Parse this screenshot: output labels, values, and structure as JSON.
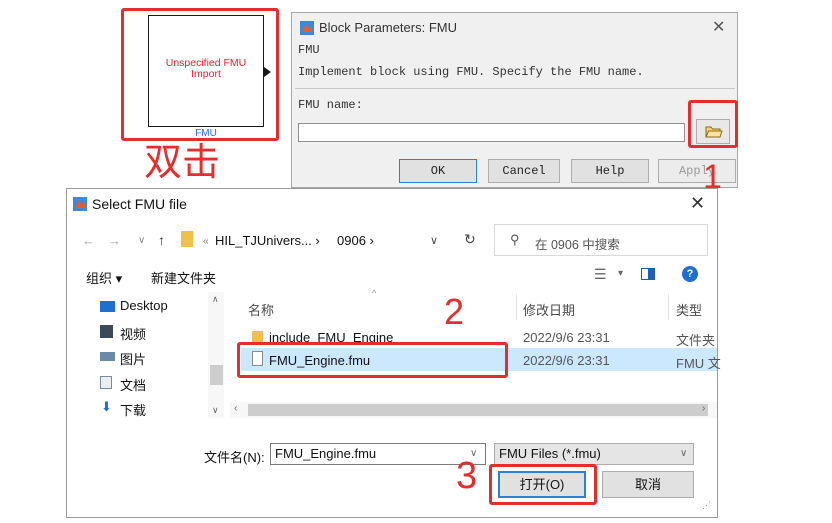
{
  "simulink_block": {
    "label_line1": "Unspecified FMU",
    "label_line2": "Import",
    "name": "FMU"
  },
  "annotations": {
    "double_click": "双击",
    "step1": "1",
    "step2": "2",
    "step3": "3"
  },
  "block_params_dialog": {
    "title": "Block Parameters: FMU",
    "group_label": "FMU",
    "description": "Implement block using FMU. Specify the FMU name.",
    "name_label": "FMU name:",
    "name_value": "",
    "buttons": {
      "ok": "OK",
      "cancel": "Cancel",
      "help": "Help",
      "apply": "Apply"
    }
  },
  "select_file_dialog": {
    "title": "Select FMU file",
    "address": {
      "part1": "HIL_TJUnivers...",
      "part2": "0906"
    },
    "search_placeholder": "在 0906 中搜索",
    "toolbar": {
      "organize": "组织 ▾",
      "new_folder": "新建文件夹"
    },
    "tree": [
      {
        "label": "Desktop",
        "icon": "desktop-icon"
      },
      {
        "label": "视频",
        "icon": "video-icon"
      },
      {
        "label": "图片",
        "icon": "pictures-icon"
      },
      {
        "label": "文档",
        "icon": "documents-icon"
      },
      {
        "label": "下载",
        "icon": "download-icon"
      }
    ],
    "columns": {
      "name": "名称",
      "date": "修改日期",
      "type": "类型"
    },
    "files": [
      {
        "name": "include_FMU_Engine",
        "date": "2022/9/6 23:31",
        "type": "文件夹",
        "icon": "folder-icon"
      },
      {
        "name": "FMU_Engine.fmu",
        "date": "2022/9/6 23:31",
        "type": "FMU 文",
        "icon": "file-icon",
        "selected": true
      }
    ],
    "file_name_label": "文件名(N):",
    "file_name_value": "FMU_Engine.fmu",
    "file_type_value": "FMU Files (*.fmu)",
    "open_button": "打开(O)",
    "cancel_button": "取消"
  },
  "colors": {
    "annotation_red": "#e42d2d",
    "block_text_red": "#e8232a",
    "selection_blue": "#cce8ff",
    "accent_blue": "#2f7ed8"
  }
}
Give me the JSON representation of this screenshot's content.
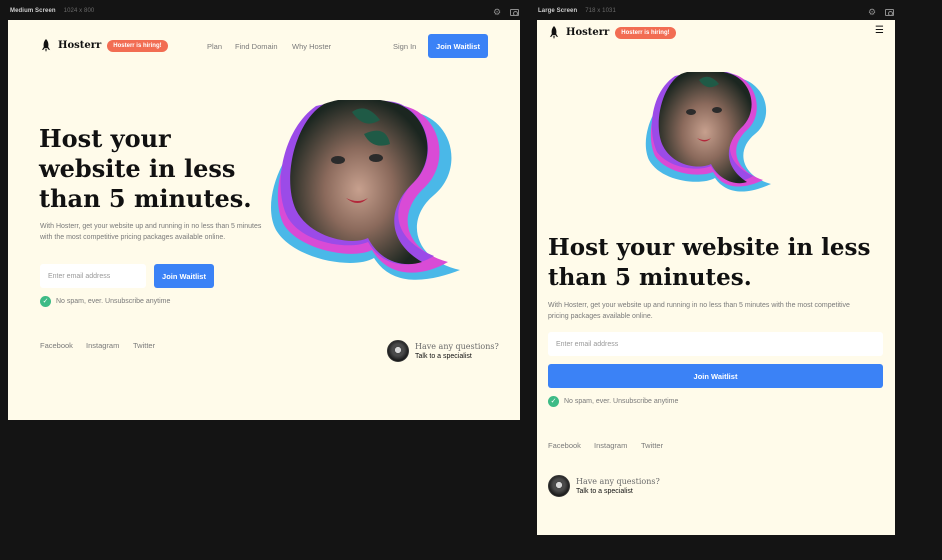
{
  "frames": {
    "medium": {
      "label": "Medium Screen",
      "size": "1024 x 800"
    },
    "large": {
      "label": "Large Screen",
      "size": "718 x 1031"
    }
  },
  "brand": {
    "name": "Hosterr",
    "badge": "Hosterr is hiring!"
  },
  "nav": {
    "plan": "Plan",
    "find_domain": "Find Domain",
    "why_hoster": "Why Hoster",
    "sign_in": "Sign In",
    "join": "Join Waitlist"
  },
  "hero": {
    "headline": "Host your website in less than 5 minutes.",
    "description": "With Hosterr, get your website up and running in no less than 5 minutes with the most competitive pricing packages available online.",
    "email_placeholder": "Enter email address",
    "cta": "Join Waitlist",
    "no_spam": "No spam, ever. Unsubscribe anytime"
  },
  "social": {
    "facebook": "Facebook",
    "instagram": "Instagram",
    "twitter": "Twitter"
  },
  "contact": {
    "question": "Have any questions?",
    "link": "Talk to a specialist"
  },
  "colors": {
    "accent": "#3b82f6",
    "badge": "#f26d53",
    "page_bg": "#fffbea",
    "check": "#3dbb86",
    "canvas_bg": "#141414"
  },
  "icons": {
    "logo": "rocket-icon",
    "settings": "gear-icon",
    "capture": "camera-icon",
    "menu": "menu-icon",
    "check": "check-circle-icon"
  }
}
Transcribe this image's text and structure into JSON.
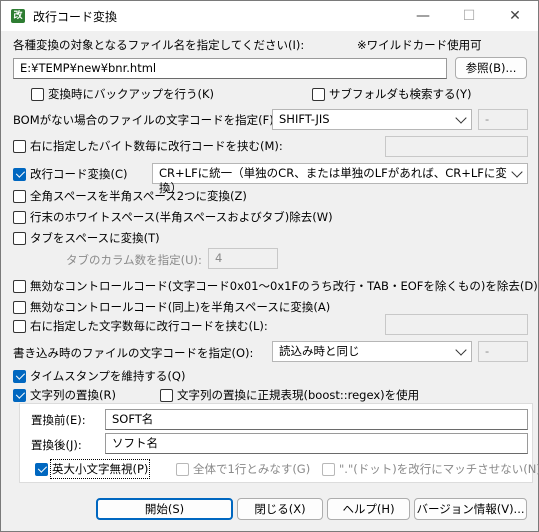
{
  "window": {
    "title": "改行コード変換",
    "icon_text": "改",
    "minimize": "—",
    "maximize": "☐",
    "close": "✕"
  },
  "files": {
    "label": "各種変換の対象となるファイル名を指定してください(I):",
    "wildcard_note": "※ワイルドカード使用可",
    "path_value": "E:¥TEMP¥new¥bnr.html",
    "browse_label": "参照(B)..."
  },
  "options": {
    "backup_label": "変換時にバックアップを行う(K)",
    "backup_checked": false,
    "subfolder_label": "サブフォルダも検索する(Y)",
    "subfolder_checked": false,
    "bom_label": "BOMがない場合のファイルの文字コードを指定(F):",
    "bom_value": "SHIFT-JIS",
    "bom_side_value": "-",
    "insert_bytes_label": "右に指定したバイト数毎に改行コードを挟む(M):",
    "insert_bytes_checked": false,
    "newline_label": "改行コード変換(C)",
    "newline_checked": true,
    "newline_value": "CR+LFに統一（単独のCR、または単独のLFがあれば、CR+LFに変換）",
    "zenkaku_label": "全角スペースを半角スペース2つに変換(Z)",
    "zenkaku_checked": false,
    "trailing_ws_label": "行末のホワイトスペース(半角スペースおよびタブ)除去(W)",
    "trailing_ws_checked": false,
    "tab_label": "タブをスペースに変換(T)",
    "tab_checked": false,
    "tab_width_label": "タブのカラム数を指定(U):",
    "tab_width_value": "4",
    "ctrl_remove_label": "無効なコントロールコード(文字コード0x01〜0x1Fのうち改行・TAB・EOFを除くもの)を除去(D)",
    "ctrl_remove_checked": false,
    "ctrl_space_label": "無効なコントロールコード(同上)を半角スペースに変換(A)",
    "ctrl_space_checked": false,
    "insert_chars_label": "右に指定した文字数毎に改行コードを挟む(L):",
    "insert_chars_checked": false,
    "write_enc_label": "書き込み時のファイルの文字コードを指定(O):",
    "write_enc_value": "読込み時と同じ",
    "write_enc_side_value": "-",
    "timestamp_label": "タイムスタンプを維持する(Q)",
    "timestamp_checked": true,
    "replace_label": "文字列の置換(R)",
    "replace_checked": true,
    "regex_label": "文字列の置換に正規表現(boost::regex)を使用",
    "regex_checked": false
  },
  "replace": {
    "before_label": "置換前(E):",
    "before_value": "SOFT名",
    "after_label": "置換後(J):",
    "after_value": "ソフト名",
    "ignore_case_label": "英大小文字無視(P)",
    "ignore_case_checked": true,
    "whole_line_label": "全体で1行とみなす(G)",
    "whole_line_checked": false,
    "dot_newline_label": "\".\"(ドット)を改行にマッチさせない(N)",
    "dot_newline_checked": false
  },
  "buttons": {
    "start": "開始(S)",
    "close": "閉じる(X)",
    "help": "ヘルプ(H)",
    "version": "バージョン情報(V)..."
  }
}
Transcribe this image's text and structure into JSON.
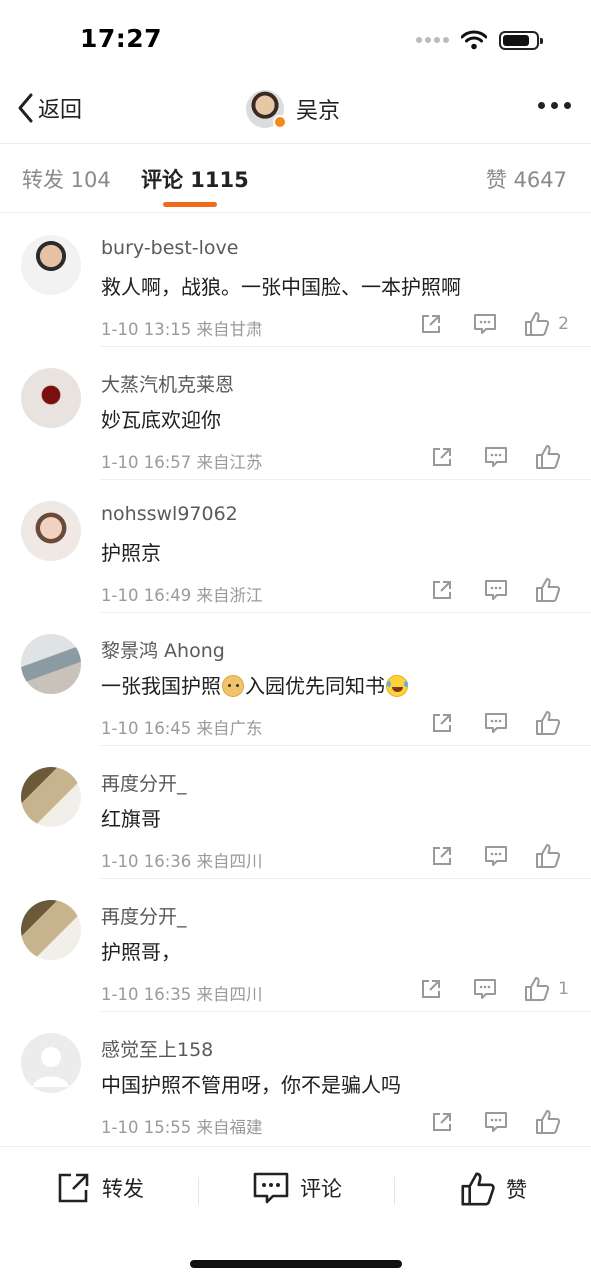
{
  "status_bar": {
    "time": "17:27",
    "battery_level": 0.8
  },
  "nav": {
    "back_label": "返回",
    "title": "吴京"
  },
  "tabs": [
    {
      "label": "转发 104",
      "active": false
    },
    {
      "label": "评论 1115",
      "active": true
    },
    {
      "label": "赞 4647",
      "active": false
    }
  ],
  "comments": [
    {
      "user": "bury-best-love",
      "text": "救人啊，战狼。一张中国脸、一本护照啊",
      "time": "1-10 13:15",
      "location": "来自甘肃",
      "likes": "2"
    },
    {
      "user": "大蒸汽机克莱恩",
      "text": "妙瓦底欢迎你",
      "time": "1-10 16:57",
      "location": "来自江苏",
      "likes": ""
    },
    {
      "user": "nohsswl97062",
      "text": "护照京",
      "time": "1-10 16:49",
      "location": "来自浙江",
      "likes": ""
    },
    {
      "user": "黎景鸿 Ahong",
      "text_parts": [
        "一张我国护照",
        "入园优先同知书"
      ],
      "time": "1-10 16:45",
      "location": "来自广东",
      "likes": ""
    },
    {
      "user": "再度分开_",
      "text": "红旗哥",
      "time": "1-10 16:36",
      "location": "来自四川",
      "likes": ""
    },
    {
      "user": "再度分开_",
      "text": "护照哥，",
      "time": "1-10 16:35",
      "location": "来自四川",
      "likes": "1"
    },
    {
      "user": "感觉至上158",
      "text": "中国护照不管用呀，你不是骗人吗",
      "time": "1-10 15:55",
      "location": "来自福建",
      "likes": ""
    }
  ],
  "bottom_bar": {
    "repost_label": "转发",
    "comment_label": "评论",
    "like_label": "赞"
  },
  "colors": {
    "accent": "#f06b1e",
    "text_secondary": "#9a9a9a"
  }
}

────────────────

(Written problem) Collect each line containing the string "badge".

(Answer for this exercise)
    "badge": "Hosterr is hiring!"
    "badge": "#f26d53",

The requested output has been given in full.